» Aim: Return each line of the records holding the string "this".

» Record excerpts:
+===+
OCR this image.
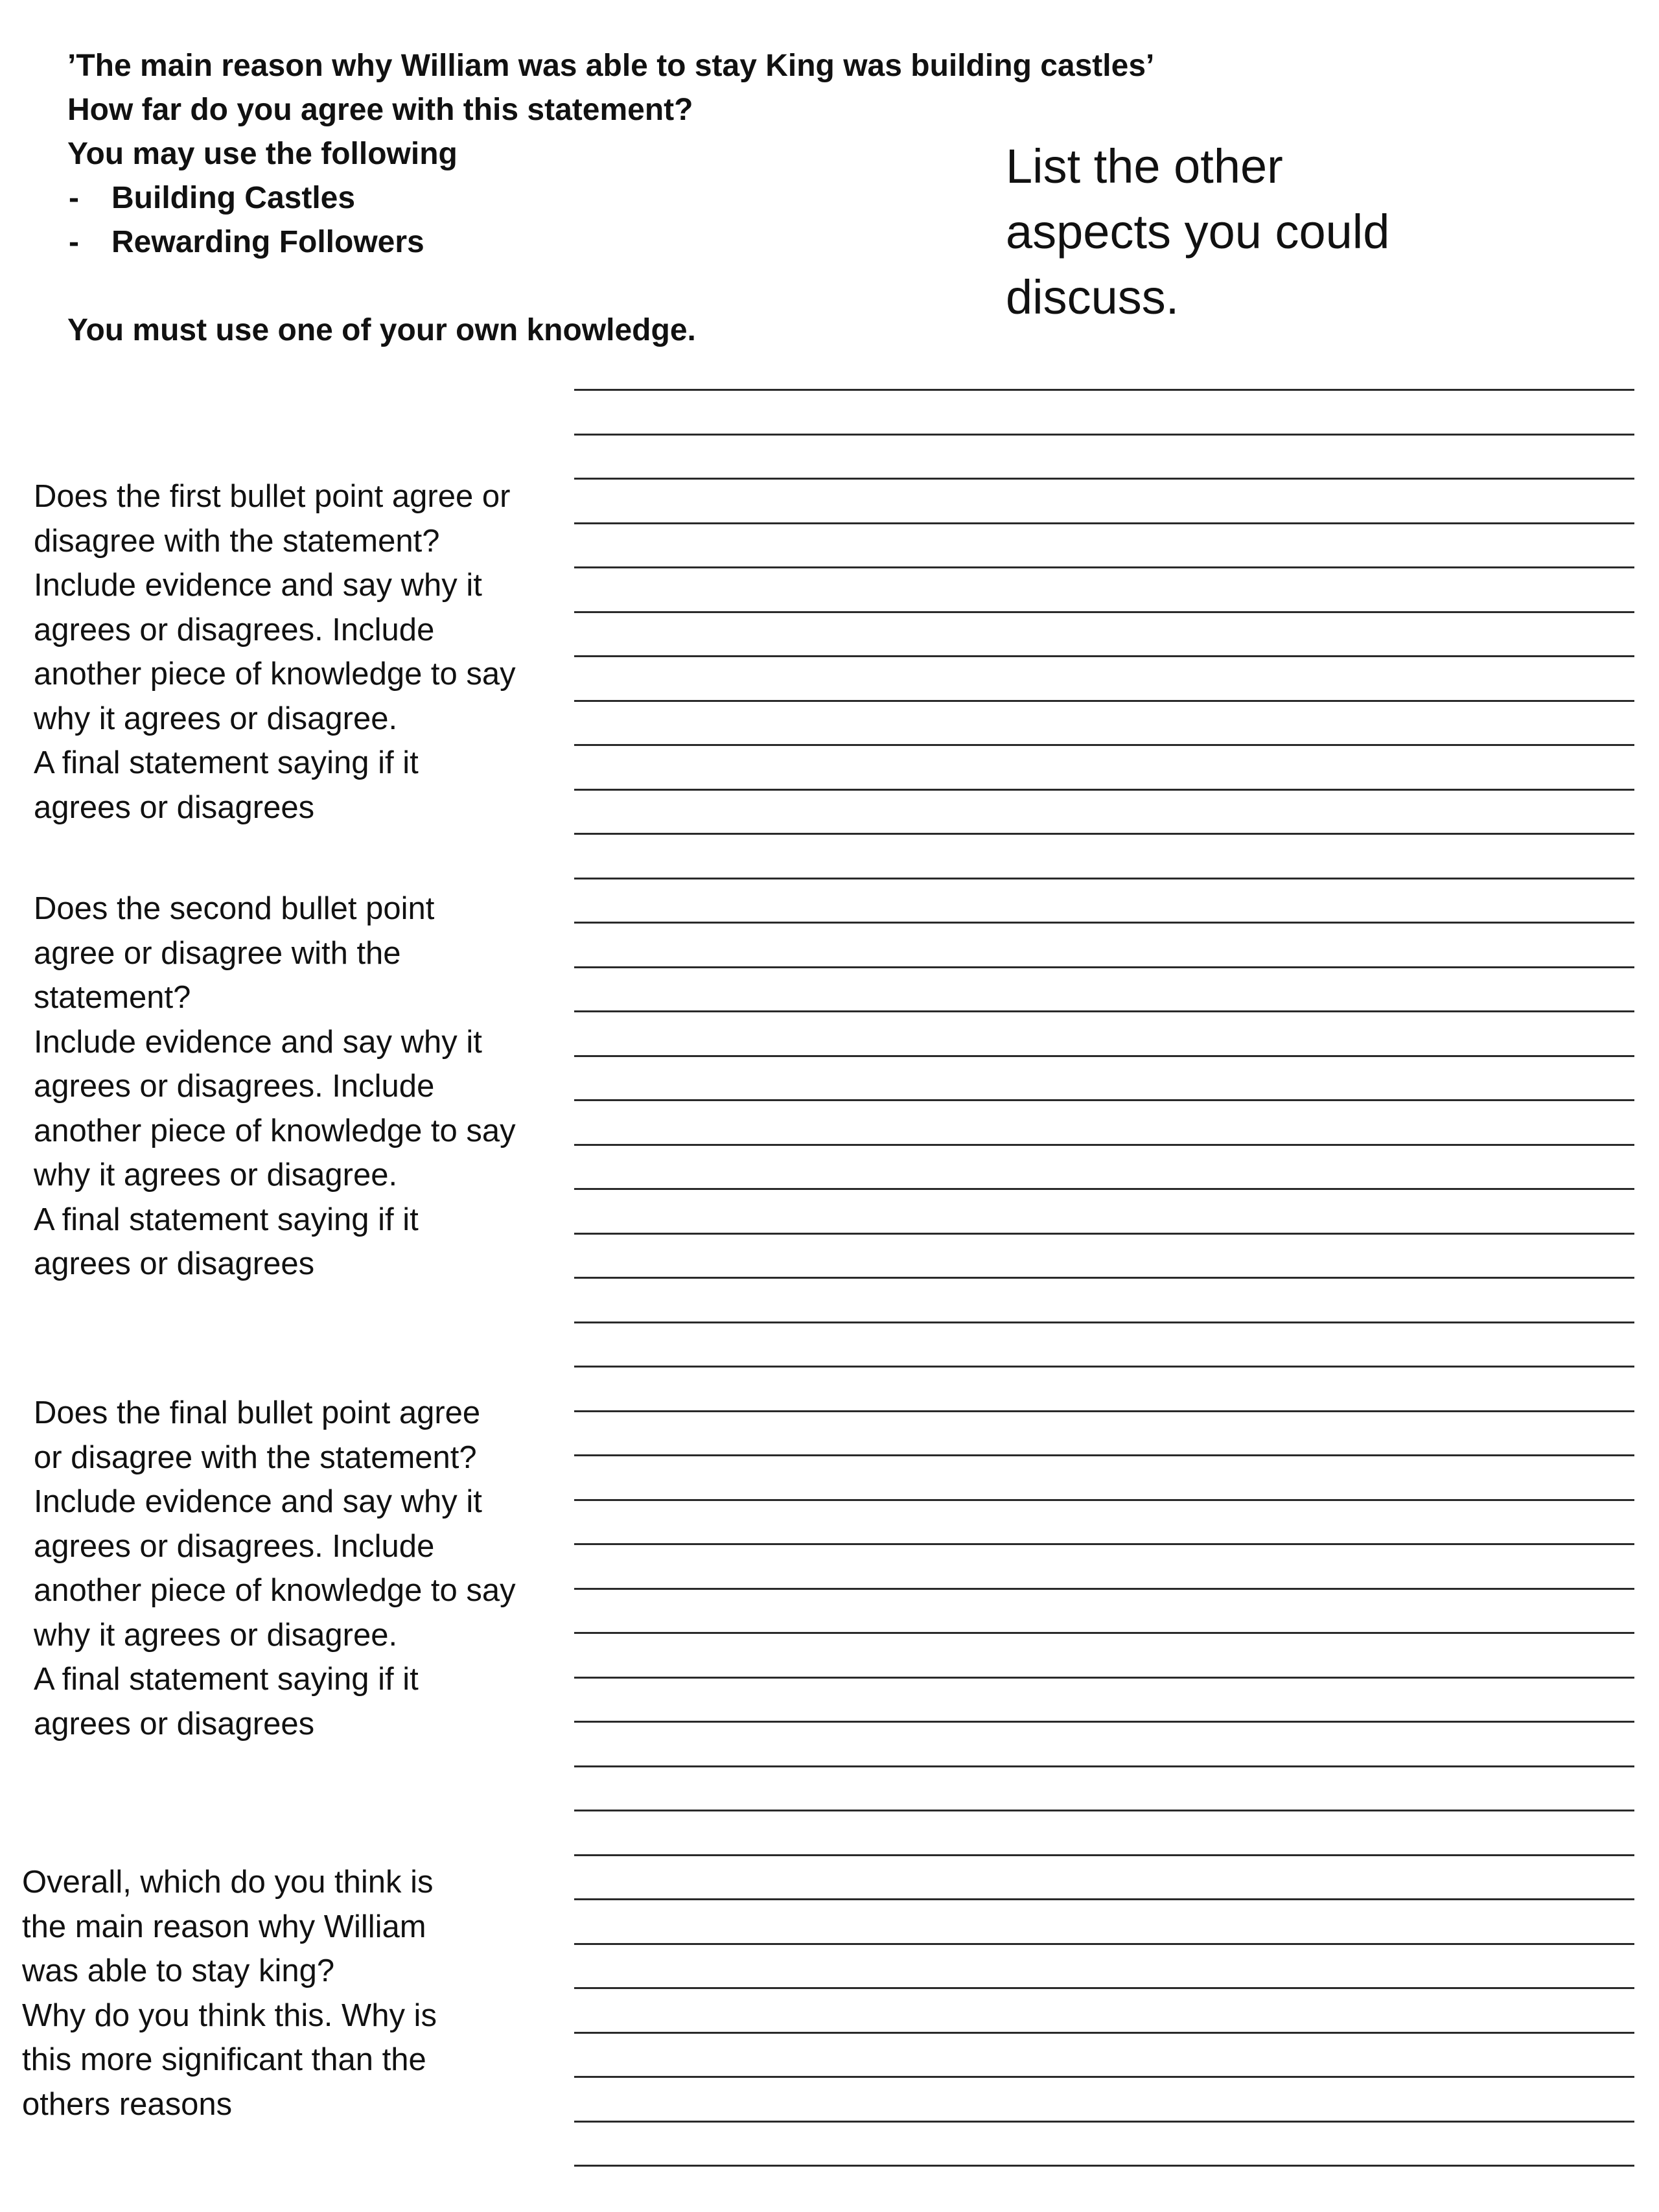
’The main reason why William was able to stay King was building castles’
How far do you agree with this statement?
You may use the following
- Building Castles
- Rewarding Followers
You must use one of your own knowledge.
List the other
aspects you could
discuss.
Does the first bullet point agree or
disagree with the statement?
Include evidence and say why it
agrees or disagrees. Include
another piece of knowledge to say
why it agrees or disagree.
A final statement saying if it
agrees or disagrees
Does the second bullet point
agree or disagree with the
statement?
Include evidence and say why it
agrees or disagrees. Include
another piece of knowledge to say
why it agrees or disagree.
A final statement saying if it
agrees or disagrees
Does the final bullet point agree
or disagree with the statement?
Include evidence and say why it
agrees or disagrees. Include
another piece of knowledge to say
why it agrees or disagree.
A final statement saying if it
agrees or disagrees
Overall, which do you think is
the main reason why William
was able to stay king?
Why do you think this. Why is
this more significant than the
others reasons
+===+
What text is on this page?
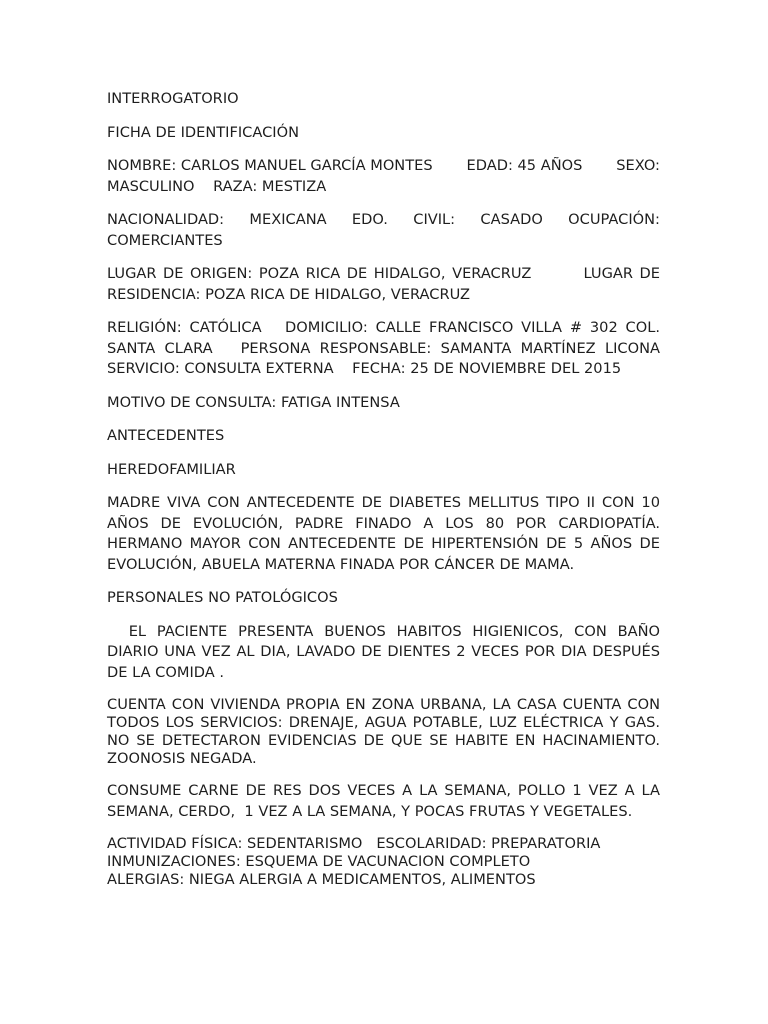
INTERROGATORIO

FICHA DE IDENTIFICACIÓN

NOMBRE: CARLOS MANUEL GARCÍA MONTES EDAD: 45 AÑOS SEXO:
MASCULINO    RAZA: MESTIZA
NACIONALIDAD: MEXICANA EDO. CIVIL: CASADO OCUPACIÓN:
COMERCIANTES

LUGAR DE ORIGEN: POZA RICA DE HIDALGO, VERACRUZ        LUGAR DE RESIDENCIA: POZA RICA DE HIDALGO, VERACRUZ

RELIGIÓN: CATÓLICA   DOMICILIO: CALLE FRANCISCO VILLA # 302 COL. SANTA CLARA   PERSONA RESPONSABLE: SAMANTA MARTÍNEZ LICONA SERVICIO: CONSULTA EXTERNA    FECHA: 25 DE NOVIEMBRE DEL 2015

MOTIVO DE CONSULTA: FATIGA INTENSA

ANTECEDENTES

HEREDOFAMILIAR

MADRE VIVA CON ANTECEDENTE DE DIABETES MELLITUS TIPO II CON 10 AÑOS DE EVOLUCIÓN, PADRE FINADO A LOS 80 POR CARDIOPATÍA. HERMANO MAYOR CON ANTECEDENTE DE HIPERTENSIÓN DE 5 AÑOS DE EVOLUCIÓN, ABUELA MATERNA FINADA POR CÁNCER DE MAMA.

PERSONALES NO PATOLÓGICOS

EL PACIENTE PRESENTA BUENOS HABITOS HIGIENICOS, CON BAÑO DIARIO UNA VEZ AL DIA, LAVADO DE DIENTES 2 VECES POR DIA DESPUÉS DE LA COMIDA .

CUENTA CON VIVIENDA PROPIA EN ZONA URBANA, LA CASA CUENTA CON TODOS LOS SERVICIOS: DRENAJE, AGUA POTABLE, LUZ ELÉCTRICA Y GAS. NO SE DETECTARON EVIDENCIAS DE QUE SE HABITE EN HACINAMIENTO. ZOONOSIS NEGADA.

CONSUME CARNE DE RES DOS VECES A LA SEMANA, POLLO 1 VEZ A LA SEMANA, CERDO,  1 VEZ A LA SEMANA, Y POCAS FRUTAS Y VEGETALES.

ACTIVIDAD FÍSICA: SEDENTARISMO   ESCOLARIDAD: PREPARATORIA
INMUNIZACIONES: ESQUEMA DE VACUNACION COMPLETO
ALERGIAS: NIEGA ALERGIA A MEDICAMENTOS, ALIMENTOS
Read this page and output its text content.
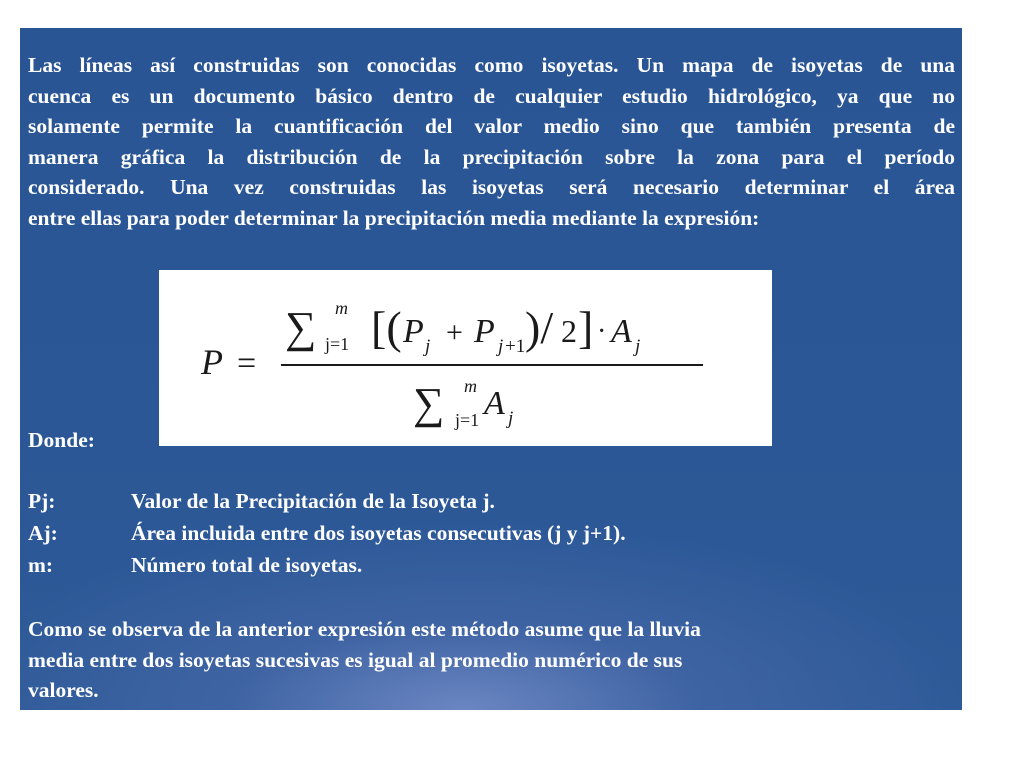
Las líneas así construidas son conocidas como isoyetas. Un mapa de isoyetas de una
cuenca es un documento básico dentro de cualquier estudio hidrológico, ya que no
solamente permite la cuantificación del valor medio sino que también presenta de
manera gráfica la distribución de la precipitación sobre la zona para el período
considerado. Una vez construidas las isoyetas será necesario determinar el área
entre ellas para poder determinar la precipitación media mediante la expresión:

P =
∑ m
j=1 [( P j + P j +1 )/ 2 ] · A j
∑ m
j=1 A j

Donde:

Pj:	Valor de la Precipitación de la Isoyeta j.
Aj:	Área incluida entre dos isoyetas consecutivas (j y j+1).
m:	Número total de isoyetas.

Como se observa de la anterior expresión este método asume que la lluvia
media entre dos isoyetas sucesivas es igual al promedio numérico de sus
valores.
+===+
» Task result:
OCR this image.
How far do you agree with this statement?
Why do you think this. Why is
this more significant than the
What text is on this page?
Read this page and output its text content.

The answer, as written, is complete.